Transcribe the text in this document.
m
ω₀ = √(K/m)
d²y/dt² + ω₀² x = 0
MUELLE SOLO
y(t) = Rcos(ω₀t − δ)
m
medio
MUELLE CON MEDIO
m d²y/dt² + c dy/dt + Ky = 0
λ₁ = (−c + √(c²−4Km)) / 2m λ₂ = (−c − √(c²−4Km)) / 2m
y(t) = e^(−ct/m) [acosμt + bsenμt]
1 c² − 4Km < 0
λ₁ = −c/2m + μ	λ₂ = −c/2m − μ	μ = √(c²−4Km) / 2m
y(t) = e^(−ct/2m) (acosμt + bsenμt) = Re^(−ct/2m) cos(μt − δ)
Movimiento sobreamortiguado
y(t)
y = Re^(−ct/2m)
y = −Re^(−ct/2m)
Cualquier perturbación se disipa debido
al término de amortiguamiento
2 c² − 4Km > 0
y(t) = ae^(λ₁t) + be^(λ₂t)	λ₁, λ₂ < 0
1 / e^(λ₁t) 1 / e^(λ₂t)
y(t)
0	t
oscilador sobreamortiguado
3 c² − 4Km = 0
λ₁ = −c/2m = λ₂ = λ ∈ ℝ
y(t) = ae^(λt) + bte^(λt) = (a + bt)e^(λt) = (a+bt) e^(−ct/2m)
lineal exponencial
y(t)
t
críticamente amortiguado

--------

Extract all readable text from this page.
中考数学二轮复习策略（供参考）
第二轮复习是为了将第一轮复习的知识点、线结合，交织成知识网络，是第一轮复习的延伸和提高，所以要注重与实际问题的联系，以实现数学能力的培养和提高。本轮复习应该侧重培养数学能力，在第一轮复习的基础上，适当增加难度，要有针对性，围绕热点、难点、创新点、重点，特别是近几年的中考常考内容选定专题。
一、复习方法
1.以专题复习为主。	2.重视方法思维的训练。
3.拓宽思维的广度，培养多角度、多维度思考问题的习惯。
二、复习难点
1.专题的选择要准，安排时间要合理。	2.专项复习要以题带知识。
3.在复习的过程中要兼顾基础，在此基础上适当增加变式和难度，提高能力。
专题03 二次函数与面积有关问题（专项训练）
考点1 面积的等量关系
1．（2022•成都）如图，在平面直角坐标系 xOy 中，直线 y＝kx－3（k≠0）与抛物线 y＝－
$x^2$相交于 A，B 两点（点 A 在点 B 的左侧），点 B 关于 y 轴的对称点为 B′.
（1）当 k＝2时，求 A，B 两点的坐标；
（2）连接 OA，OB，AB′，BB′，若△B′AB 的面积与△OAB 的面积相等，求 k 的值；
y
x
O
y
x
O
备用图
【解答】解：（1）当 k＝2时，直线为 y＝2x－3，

--------

▸ **What is expected**
Find each line in the records holding the string "this" and show it.

▸ **Task output**
Transcribe the text in this document.
Extract all readable text from this page.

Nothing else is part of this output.